(Recorded data)
++++++++++
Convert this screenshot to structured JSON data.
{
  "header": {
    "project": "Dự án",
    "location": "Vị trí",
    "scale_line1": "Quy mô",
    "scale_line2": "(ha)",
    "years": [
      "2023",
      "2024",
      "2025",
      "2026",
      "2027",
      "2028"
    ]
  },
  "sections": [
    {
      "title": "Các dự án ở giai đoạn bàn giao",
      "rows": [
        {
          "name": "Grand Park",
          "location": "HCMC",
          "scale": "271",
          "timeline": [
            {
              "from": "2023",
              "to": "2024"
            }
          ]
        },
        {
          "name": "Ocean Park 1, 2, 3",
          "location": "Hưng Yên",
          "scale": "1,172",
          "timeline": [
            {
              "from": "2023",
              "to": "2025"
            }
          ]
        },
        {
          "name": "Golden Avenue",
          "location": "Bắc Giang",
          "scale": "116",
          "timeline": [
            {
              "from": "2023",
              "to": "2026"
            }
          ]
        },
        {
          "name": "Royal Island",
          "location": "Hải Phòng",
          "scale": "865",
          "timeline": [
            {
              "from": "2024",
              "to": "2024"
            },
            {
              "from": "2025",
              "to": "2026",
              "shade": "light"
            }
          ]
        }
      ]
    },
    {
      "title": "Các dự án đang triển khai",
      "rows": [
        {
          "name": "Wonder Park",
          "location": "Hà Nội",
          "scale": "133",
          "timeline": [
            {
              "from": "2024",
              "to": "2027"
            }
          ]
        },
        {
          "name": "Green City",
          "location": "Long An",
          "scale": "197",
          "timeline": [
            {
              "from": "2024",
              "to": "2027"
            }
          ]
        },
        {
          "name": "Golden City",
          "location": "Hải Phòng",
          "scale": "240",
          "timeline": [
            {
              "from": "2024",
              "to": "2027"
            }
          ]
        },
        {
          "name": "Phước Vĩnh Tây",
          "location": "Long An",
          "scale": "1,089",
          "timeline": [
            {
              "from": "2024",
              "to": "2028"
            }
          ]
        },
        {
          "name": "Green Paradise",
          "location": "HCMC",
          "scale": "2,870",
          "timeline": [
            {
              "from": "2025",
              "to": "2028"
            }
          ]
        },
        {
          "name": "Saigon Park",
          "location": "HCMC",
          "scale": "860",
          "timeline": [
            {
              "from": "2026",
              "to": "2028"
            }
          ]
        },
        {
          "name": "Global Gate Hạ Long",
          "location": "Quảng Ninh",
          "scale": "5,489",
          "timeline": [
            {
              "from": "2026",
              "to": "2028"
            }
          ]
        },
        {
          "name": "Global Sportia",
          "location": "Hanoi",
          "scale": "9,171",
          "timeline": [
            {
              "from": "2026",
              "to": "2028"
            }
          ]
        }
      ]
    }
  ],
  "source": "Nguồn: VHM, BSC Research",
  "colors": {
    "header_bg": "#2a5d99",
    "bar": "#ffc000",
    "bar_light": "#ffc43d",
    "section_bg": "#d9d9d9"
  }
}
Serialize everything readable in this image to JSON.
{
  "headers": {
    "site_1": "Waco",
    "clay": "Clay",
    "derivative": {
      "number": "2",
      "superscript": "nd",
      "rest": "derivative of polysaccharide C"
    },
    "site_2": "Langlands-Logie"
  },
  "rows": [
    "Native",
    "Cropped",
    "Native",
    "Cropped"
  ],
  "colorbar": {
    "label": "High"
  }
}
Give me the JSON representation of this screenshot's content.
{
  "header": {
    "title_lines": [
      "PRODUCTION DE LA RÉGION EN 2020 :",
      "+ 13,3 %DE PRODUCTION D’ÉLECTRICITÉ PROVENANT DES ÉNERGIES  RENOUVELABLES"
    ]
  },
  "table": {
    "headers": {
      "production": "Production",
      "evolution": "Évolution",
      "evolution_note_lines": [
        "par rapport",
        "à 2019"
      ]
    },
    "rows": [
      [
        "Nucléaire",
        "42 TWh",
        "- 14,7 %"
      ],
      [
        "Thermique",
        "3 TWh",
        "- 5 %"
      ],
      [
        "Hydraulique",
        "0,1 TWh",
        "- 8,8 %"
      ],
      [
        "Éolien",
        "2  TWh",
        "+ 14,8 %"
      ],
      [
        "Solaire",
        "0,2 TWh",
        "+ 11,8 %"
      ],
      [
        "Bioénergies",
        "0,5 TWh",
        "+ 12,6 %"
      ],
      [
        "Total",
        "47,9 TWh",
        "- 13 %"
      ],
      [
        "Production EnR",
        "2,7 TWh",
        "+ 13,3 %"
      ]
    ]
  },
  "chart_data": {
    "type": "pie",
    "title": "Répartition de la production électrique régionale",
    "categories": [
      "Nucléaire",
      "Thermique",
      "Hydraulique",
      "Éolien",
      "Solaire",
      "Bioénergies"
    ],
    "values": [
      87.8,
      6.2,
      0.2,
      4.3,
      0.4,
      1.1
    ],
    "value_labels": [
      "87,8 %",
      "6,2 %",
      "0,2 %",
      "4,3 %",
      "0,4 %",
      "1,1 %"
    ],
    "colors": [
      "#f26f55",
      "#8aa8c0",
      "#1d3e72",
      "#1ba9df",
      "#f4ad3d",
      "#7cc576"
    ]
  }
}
++++++++++
**Goal of the exercise:** Write every record out again, unaltered.

**Expected output:**
Convert this screenshot to structured JSON data.
{
  "header": {
    "project": "Dự án",
    "location": "Vị trí",
    "scale_line1": "Quy mô",
    "scale_line2": "(ha)",
    "years": [
      "2023",
      "2024",
      "2025",
      "2026",
      "2027",
      "2028"
    ]
  },
  "sections": [
    {
      "title": "Các dự án ở giai đoạn bàn giao",
      "rows": [
        {
          "name": "Grand Park",
          "location": "HCMC",
          "scale": "271",
          "timeline": [
            {
              "from": "2023",
              "to": "2024"
            }
          ]
        },
        {
          "name": "Ocean Park 1, 2, 3",
          "location": "Hưng Yên",
          "scale": "1,172",
          "timeline": [
            {
              "from": "2023",
              "to": "2025"
            }
          ]
        },
        {
          "name": "Golden Avenue",
          "location": "Bắc Giang",
          "scale": "116",
          "timeline": [
            {
              "from": "2023",
              "to": "2026"
            }
          ]
        },
        {
          "name": "Royal Island",
          "location": "Hải Phòng",
          "scale": "865",
          "timeline": [
            {
              "from": "2024",
              "to": "2024"
            },
            {
              "from": "2025",
              "to": "2026",
              "shade": "light"
            }
          ]
        }
      ]
    },
    {
      "title": "Các dự án đang triển khai",
      "rows": [
        {
          "name": "Wonder Park",
          "location": "Hà Nội",
          "scale": "133",
          "timeline": [
            {
              "from": "2024",
              "to": "2027"
            }
          ]
        },
        {
          "name": "Green City",
          "location": "Long An",
          "scale": "197",
          "timeline": [
            {
              "from": "2024",
              "to": "2027"
            }
          ]
        },
        {
          "name": "Golden City",
          "location": "Hải Phòng",
          "scale": "240",
          "timeline": [
            {
              "from": "2024",
              "to": "2027"
            }
          ]
        },
        {
          "name": "Phước Vĩnh Tây",
          "location": "Long An",
          "scale": "1,089",
          "timeline": [
            {
              "from": "2024",
              "to": "2028"
            }
          ]
        },
        {
          "name": "Green Paradise",
          "location": "HCMC",
          "scale": "2,870",
          "timeline": [
            {
              "from": "2025",
              "to": "2028"
            }
          ]
        },
        {
          "name": "Saigon Park",
          "location": "HCMC",
          "scale": "860",
          "timeline": [
            {
              "from": "2026",
              "to": "2028"
            }
          ]
        },
        {
          "name": "Global Gate Hạ Long",
          "location": "Quảng Ninh",
          "scale": "5,489",
          "timeline": [
            {
              "from": "2026",
              "to": "2028"
            }
          ]
        },
        {
          "name": "Global Sportia",
          "location": "Hanoi",
          "scale": "9,171",
          "timeline": [
            {
              "from": "2026",
              "to": "2028"
            }
          ]
        }
      ]
    }
  ],
  "source": "Nguồn: VHM, BSC Research",
  "colors": {
    "header_bg": "#2a5d99",
    "bar": "#ffc000",
    "bar_light": "#ffc43d",
    "section_bg": "#d9d9d9"
  }
}
Serialize everything readable in this image to JSON.
{
  "headers": {
    "site_1": "Waco",
    "clay": "Clay",
    "derivative": {
      "number": "2",
      "superscript": "nd",
      "rest": "derivative of polysaccharide C"
    },
    "site_2": "Langlands-Logie"
  },
  "rows": [
    "Native",
    "Cropped",
    "Native",
    "Cropped"
  ],
  "colorbar": {
    "label": "High"
  }
}
Give me the JSON representation of this screenshot's content.
{
  "header": {
    "title_lines": [
      "PRODUCTION DE LA RÉGION EN 2020 :",
      "+ 13,3 %DE PRODUCTION D’ÉLECTRICITÉ PROVENANT DES ÉNERGIES  RENOUVELABLES"
    ]
  },
  "table": {
    "headers": {
      "production": "Production",
      "evolution": "Évolution",
      "evolution_note_lines": [
        "par rapport",
        "à 2019"
      ]
    },
    "rows": [
      [
        "Nucléaire",
        "42 TWh",
        "- 14,7 %"
      ],
      [
        "Thermique",
        "3 TWh",
        "- 5 %"
      ],
      [
        "Hydraulique",
        "0,1 TWh",
        "- 8,8 %"
      ],
      [
        "Éolien",
        "2  TWh",
        "+ 14,8 %"
      ],
      [
        "Solaire",
        "0,2 TWh",
        "+ 11,8 %"
      ],
      [
        "Bioénergies",
        "0,5 TWh",
        "+ 12,6 %"
      ],
      [
        "Total",
        "47,9 TWh",
        "- 13 %"
      ],
      [
        "Production EnR",
        "2,7 TWh",
        "+ 13,3 %"
      ]
    ]
  },
  "chart_data": {
    "type": "pie",
    "title": "Répartition de la production électrique régionale",
    "categories": [
      "Nucléaire",
      "Thermique",
      "Hydraulique",
      "Éolien",
      "Solaire",
      "Bioénergies"
    ],
    "values": [
      87.8,
      6.2,
      0.2,
      4.3,
      0.4,
      1.1
    ],
    "value_labels": [
      "87,8 %",
      "6,2 %",
      "0,2 %",
      "4,3 %",
      "0,4 %",
      "1,1 %"
    ],
    "colors": [
      "#f26f55",
      "#8aa8c0",
      "#1d3e72",
      "#1ba9df",
      "#f4ad3d",
      "#7cc576"
    ]
  }
}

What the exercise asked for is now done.